Article or Story of the Month

Mary Hayes Grieco
 

A Flame in My Heart
by Mary Hayes Grieco

Picture my moment, if you will: I am standing on a speaking platform in a hall at Aiseiri treatment center in Ireland giving a talk for the general public about forgiveness. The hall is full — closer to 200 people than the 100 we were expecting to attend. There are the people you would expect to come — people that are in recovery like the intense young guys currently in treatment. Their shoulders are bowed and they are struggling out from under a dark cloak of shame. There are the quiet older gentlemen who passed through Aiseiri’s loving hands two decades before and have learned since then how to talk about their emotions inside the safe circle of hundreds of weekly AA meetings. There are bright and brisk middle-aged women who are eager to jump into all things related to personal growth and spirituality.

• • • • •

EXERCISE GOAL :: Extract the part of the article that begins at the words "Picture my moment, if" and stops after "growth and spirituality.", copying it word for word. Rely on the article above and nothing else.

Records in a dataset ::
• • • • •

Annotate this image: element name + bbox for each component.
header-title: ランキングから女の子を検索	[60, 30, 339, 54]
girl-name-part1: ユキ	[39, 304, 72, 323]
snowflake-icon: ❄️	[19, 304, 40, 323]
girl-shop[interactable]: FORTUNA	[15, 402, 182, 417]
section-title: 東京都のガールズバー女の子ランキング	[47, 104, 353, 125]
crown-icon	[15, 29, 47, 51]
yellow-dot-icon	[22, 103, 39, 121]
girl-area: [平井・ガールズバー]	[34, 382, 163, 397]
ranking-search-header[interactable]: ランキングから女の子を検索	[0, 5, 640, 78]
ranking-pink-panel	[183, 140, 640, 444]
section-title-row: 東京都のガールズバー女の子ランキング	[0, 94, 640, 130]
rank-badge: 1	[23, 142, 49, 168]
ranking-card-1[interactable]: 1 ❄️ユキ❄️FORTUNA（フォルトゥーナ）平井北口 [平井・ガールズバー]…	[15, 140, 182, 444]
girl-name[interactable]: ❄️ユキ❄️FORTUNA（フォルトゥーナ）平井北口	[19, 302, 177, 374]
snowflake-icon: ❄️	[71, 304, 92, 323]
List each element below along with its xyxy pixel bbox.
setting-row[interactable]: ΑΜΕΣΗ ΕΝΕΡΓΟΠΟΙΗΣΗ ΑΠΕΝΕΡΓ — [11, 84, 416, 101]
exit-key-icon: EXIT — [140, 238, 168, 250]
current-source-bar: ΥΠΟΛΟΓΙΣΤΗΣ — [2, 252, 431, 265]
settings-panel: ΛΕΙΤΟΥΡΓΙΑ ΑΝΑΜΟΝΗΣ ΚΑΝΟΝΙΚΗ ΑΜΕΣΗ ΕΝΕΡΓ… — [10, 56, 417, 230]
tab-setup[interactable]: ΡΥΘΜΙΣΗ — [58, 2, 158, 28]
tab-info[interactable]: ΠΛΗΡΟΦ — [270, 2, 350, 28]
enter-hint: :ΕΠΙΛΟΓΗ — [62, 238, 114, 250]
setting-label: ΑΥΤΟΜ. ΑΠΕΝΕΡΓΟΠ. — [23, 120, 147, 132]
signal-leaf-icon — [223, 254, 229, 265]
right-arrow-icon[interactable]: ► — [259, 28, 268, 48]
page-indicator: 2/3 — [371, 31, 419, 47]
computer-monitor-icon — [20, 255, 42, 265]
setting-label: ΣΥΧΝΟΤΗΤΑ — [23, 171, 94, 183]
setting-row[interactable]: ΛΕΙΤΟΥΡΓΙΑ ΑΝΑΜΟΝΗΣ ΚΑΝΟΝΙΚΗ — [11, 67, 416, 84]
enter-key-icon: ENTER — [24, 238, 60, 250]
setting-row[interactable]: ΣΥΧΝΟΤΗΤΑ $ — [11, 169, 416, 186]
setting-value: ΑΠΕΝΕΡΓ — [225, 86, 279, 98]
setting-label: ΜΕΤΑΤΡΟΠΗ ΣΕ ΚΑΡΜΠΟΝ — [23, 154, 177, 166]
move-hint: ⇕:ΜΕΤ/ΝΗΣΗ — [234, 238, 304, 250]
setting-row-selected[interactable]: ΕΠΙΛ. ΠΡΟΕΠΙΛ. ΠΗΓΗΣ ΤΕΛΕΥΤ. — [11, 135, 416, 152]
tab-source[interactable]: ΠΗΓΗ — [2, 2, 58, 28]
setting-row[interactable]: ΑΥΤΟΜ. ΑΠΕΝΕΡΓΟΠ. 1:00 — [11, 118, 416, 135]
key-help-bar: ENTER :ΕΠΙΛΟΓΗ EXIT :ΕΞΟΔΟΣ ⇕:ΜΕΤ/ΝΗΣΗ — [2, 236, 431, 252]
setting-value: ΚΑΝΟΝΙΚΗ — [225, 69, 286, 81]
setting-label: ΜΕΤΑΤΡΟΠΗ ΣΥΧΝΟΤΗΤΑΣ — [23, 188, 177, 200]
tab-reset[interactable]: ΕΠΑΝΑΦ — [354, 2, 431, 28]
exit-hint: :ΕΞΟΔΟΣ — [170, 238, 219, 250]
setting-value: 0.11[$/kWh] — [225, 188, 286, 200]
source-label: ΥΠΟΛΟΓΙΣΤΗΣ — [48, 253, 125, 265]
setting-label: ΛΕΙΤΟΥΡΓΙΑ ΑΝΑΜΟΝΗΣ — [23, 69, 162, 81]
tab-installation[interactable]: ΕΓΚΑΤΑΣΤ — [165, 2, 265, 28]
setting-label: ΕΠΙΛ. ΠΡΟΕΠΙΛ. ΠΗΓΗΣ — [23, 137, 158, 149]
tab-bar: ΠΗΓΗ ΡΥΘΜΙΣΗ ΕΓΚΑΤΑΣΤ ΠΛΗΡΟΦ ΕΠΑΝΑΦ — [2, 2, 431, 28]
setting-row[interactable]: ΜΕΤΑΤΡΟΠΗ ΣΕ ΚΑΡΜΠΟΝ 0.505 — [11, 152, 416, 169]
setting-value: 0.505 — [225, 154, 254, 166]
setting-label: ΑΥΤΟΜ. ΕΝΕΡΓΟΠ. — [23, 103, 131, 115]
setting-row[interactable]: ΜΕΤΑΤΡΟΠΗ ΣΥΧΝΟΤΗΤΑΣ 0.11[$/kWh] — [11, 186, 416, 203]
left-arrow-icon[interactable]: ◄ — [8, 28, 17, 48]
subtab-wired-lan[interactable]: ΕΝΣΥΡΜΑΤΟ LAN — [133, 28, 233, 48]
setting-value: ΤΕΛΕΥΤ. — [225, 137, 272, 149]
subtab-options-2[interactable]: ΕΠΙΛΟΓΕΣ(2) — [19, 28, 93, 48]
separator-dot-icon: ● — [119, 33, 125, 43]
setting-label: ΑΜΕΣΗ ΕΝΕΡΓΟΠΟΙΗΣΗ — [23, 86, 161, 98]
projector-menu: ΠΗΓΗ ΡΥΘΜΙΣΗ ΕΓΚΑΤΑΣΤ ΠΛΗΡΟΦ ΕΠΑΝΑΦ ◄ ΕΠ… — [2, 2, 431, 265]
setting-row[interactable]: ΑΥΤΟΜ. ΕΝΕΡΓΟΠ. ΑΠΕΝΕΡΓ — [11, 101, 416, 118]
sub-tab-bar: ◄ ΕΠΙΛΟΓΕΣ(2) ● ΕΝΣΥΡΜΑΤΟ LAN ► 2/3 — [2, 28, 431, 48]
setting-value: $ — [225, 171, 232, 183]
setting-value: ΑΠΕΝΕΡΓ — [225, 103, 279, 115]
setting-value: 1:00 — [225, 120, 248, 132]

• • • • •

WRITTEN SOLUTION ::
Picture my moment, if you will: I am standing on a speaking platform in a hall at Aiseiri treatment center in Ireland giving a talk for the general public about forgiveness. The hall is full — closer to 200 people than the 100 we were expecting to attend. There are the people you would expect to come — people that are in recovery like the intense young guys currently in treatment. Their shoulders are bowed and they are struggling out from under a dark cloak of shame. There are the quiet older gentlemen who passed through Aiseiri’s loving hands two decades before and have learned since then how to talk about their emotions inside the safe circle of hundreds of weekly AA meetings. There are bright and brisk middle-aged women who are eager to jump into all things related to personal growth and spirituality.